◆ Work instructions
Please retype the records below exactly, leaving out any pictures.

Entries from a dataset
<<<<
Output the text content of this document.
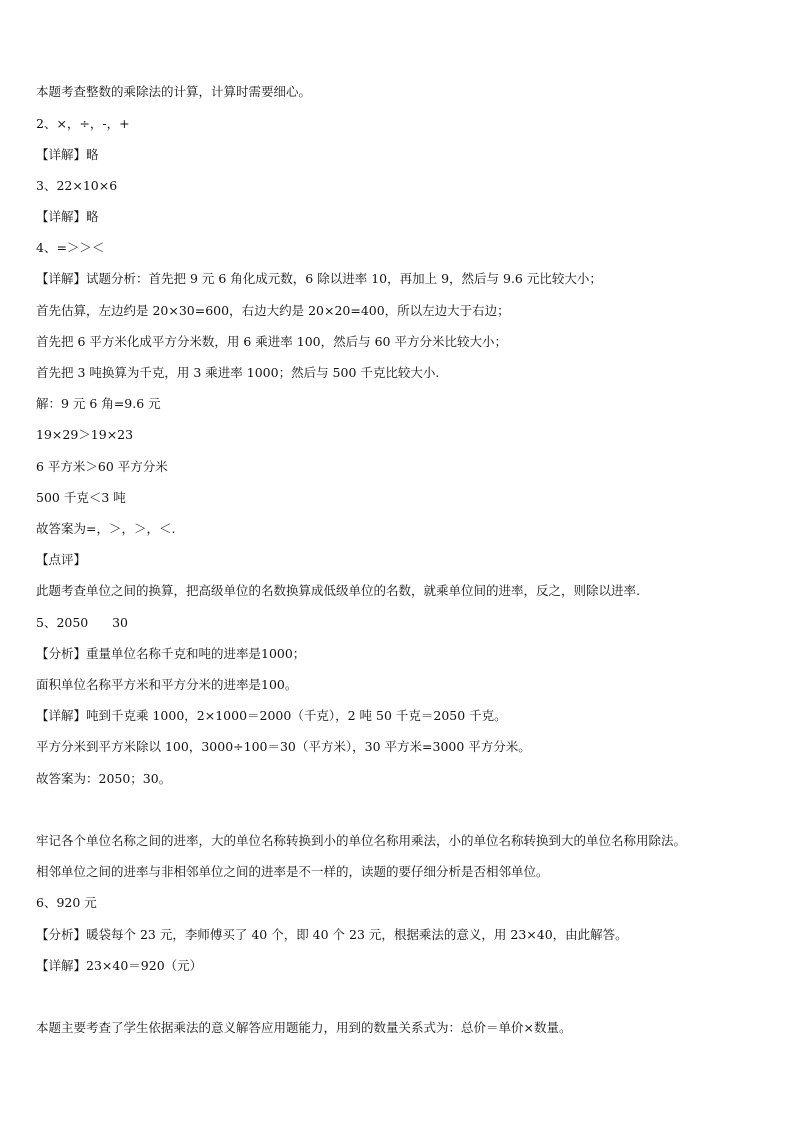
本题考查整数的乘除法的计算，计算时需要细心。
2、×，÷，-，+
【详解】略
3、22×10×6
【详解】略
4、=＞＞＜
【详解】试题分析：首先把 9 元 6 角化成元数，6 除以进率 10，再加上 9，然后与 9.6 元比较大小；
首先估算，左边约是 20×30=600，右边大约是 20×20=400，所以左边大于右边；
首先把 6 平方米化成平方分米数，用 6 乘进率 100，然后与 60 平方分米比较大小；
首先把 3 吨换算为千克，用 3 乘进率 1000；然后与 500 千克比较大小.
解：9 元 6 角=9.6 元
19×29＞19×23
6 平方米＞60 平方分米
500 千克＜3 吨
故答案为=，＞，＞，＜.
【点评】
此题考查单位之间的换算，把高级单位的名数换算成低级单位的名数，就乘单位间的进率，反之，则除以进率.
5、2050      30
【分析】重量单位名称千克和吨的进率是1000；
面积单位名称平方米和平方分米的进率是100。
【详解】吨到千克乘 1000，2×1000＝2000（千克），2 吨 50 千克＝2050 千克。
平方分米到平方米除以 100，3000÷100＝30（平方米），30 平方米=3000 平方分米。
故答案为：2050；30。
牢记各个单位名称之间的进率，大的单位名称转换到小的单位名称用乘法，小的单位名称转换到大的单位名称用除法。
相邻单位之间的进率与非相邻单位之间的进率是不一样的，读题的要仔细分析是否相邻单位。
6、920 元
【分析】暖袋每个 23 元，李师傅买了 40 个，即 40 个 23 元，根据乘法的意义，用 23×40，由此解答。
【详解】23×40＝920（元）
本题主要考查了学生依据乘法的意义解答应用题能力，用到的数量关系式为：总价＝单价×数量。
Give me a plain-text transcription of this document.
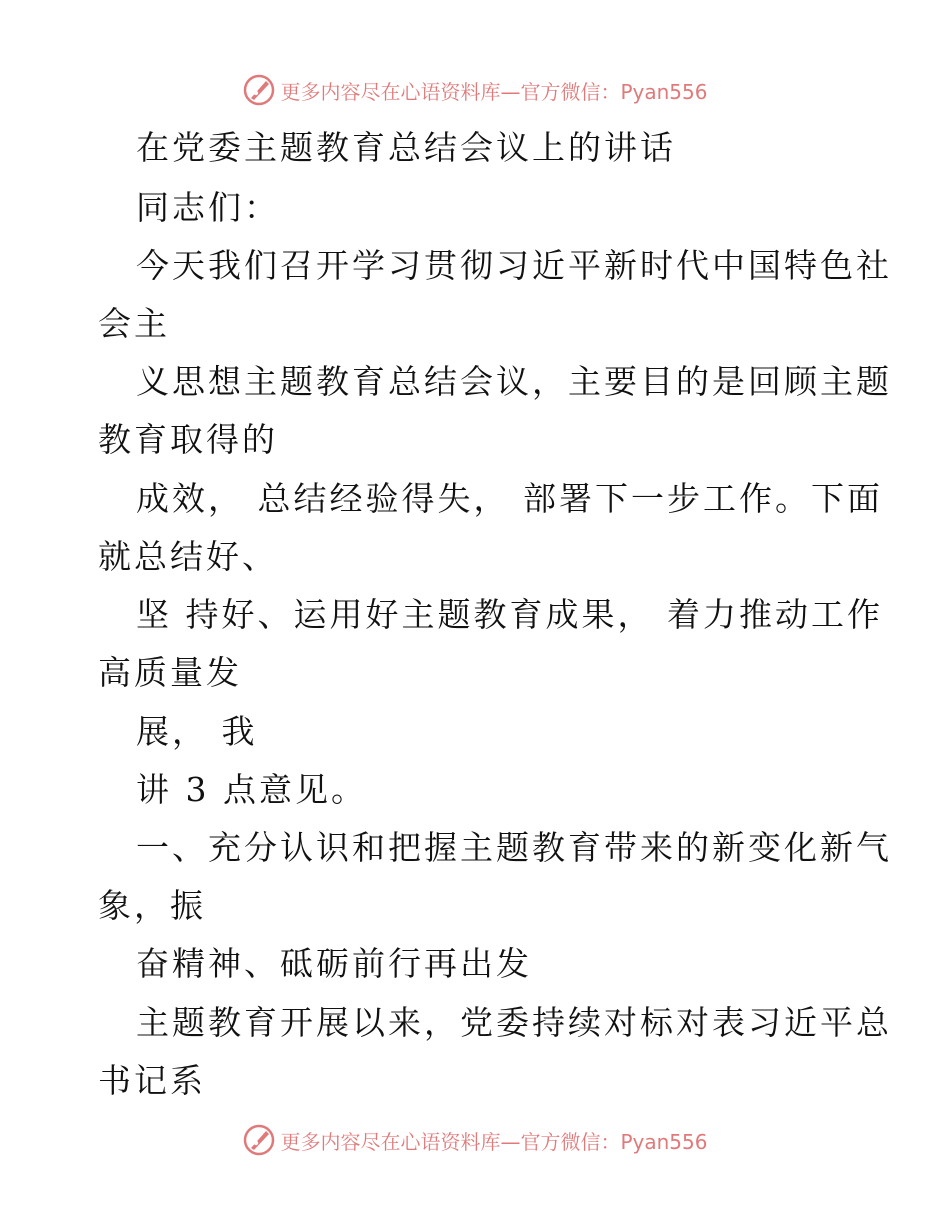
更多内容尽在心语资料库—官方微信：Pyan556
在党委主题教育总结会议上的讲话
同志们：
今天我们召开学习贯彻习近平新时代中国特色社
会主
义思想主题教育总结会议，主要目的是回顾主题
教育取得的
成效， 总结经验得失， 部署下一步工作。下面
就总结好、
坚 持好、运用好主题教育成果， 着力推动工作
高质量发
展， 我
讲 3 点意见。
一、充分认识和把握主题教育带来的新变化新气
象，振
奋精神、砥砺前行再出发
主题教育开展以来，党委持续对标对表习近平总
书记系
更多内容尽在心语资料库—官方微信：Pyan556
>>>>
◆ Result for this exercise
Output the text content of this document.
本题考查整数的乘除法的计算，计算时需要细心。
2、×，÷，-，+
【详解】略
3、22×10×6
【详解】略
4、=＞＞＜
【详解】试题分析：首先把 9 元 6 角化成元数，6 除以进率 10，再加上 9，然后与 9.6 元比较大小；
首先估算，左边约是 20×30=600，右边大约是 20×20=400，所以左边大于右边；
首先把 6 平方米化成平方分米数，用 6 乘进率 100，然后与 60 平方分米比较大小；
首先把 3 吨换算为千克，用 3 乘进率 1000；然后与 500 千克比较大小.
解：9 元 6 角=9.6 元
19×29＞19×23
6 平方米＞60 平方分米
500 千克＜3 吨
故答案为=，＞，＞，＜.
【点评】
此题考查单位之间的换算，把高级单位的名数换算成低级单位的名数，就乘单位间的进率，反之，则除以进率.
5、2050      30
【分析】重量单位名称千克和吨的进率是1000；
面积单位名称平方米和平方分米的进率是100。
【详解】吨到千克乘 1000，2×1000＝2000（千克），2 吨 50 千克＝2050 千克。
平方分米到平方米除以 100，3000÷100＝30（平方米），30 平方米=3000 平方分米。
故答案为：2050；30。
牢记各个单位名称之间的进率，大的单位名称转换到小的单位名称用乘法，小的单位名称转换到大的单位名称用除法。
相邻单位之间的进率与非相邻单位之间的进率是不一样的，读题的要仔细分析是否相邻单位。
6、920 元
【分析】暖袋每个 23 元，李师傅买了 40 个，即 40 个 23 元，根据乘法的意义，用 23×40，由此解答。
【详解】23×40＝920（元）
本题主要考查了学生依据乘法的意义解答应用题能力，用到的数量关系式为：总价＝单价×数量。
Give me a plain-text transcription of this document.
更多内容尽在心语资料库—官方微信：Pyan556
在党委主题教育总结会议上的讲话
同志们：
今天我们召开学习贯彻习近平新时代中国特色社
会主
义思想主题教育总结会议，主要目的是回顾主题
教育取得的
成效， 总结经验得失， 部署下一步工作。下面
就总结好、
坚 持好、运用好主题教育成果， 着力推动工作
高质量发
展， 我
讲 3 点意见。
一、充分认识和把握主题教育带来的新变化新气
象，振
奋精神、砥砺前行再出发
主题教育开展以来，党委持续对标对表习近平总
书记系
更多内容尽在心语资料库—官方微信：Pyan556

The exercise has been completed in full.